■ **The problem**
Starting at the line that contains "Read all visible content and emit it as JSON.", print every remaining line of the entries, unchanged, and output nothing more.

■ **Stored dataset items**
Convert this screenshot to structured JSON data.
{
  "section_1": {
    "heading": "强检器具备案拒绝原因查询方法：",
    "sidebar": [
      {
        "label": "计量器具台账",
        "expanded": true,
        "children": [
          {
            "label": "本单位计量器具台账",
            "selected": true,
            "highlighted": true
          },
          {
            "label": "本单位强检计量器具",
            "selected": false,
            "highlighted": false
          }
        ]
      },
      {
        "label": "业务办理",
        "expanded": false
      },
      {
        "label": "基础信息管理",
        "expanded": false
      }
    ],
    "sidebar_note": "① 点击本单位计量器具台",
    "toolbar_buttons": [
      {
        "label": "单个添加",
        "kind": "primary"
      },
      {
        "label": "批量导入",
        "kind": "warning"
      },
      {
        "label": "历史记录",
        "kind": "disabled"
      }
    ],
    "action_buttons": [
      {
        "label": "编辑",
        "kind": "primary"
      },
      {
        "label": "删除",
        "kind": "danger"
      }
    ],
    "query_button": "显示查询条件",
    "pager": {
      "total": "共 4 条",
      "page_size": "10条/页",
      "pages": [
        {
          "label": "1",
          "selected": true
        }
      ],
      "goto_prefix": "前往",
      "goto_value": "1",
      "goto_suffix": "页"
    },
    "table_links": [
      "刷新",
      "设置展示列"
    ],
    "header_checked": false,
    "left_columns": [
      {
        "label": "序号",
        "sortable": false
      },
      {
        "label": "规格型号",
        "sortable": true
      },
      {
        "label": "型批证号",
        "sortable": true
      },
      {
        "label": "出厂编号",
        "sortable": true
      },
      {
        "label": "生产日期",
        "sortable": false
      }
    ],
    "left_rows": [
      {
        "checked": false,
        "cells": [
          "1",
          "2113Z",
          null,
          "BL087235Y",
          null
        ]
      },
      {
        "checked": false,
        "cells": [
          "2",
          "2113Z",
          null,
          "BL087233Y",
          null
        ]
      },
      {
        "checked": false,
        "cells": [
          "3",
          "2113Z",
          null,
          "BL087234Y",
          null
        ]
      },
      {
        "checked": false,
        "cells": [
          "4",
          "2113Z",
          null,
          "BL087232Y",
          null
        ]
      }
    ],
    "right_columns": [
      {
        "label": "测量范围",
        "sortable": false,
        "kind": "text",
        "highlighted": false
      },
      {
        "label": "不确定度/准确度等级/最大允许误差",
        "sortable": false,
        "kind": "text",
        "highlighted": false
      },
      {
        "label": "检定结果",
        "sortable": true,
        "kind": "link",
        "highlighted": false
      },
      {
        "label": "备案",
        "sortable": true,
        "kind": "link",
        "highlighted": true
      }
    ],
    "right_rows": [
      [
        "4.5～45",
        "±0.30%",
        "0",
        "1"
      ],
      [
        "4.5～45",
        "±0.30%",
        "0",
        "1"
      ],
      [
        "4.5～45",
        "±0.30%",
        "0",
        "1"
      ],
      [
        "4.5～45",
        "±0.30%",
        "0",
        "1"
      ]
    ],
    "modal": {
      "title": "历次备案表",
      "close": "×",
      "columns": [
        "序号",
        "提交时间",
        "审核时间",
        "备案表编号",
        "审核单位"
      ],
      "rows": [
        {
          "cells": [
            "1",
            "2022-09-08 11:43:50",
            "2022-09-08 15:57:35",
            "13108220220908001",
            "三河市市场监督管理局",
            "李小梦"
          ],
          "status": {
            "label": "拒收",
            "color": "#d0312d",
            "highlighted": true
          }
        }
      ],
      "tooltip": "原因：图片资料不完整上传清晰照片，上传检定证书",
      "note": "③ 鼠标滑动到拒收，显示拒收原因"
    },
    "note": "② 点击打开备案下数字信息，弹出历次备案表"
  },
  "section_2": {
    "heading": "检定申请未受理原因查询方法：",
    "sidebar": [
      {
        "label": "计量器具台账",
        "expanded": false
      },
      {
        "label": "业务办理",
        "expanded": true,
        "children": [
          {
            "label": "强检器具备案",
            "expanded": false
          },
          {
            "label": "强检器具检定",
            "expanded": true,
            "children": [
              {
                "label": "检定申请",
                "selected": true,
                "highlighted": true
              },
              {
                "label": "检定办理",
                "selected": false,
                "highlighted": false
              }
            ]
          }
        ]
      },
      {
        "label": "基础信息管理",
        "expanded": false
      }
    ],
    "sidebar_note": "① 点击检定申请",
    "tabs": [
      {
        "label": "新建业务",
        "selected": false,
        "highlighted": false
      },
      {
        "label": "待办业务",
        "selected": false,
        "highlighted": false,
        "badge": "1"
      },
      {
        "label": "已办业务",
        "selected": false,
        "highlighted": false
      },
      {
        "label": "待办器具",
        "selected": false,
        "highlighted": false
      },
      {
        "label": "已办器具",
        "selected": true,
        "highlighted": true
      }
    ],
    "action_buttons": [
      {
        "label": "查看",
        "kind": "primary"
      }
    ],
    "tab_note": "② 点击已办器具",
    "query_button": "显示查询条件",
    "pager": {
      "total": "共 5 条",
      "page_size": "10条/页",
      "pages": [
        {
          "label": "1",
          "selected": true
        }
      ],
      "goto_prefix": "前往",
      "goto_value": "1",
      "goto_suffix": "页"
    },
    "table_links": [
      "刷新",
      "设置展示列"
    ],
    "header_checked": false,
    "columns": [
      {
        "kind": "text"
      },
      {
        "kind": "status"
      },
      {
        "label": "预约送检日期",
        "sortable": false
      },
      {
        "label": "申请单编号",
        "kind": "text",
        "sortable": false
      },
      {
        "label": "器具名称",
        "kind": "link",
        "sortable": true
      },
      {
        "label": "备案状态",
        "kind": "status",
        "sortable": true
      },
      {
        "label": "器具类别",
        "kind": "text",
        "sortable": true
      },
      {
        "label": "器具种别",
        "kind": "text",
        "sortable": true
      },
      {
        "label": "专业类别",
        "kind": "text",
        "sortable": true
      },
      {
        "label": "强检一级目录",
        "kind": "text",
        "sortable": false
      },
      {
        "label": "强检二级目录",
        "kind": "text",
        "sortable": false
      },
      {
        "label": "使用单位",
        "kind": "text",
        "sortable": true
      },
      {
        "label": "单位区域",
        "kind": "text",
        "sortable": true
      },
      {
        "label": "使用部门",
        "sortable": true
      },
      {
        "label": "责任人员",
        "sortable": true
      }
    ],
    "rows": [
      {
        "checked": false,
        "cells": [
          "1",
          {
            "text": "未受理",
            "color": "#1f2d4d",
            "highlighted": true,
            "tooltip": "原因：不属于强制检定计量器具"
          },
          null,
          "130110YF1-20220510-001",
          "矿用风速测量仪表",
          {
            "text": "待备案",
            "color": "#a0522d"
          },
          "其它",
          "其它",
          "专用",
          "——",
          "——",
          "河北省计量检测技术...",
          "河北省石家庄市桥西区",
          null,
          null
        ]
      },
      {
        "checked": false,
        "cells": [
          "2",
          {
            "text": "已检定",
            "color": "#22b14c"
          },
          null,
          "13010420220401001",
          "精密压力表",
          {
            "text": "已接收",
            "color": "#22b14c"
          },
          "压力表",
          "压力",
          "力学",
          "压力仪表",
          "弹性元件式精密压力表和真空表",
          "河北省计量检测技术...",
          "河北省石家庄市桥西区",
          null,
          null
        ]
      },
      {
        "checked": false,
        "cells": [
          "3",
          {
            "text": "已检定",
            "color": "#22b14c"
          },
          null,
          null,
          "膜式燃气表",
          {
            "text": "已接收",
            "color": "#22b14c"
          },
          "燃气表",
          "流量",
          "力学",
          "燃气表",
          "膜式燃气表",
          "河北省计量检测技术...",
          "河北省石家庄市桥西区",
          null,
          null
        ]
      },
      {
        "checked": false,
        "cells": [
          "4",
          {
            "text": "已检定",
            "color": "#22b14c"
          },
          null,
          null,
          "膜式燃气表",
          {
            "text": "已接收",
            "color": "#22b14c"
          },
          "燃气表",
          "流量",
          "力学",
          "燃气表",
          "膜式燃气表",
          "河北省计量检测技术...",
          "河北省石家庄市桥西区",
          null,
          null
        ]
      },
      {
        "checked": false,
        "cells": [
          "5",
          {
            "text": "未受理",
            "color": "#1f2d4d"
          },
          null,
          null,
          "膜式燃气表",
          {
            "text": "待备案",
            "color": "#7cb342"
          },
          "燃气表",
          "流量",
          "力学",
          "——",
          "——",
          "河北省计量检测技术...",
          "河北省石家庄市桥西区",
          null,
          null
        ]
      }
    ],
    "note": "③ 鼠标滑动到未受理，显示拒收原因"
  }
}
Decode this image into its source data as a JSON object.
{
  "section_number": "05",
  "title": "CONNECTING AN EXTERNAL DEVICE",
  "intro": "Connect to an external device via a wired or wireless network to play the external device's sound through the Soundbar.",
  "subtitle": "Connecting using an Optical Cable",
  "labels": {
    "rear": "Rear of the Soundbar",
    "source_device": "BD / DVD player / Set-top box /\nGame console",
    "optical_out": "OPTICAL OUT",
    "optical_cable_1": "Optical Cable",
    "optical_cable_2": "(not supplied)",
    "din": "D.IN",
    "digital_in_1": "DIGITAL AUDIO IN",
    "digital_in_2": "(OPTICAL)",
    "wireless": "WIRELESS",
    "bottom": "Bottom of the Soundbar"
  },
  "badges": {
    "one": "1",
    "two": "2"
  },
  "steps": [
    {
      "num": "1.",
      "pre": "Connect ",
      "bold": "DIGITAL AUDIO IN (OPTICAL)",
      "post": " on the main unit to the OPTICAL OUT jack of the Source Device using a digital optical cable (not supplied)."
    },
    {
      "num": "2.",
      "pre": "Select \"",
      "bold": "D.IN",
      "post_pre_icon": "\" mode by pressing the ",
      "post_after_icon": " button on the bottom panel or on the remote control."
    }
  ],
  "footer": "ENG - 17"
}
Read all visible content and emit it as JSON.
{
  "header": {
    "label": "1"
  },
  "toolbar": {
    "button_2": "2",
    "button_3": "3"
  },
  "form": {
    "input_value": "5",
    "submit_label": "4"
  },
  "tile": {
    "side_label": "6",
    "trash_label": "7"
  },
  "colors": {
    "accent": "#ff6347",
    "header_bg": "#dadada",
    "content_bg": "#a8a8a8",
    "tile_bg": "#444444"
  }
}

■ **Solution to this exercise**
Read all visible content and emit it as JSON.
{
  "header": {
    "label": "1"
  },
  "toolbar": {
    "button_2": "2",
    "button_3": "3"
  },
  "form": {
    "input_value": "5",
    "submit_label": "4"
  },
  "tile": {
    "side_label": "6",
    "trash_label": "7"
  },
  "colors": {
    "accent": "#ff6347",
    "header_bg": "#dadada",
    "content_bg": "#a8a8a8",
    "tile_bg": "#444444"
  }
}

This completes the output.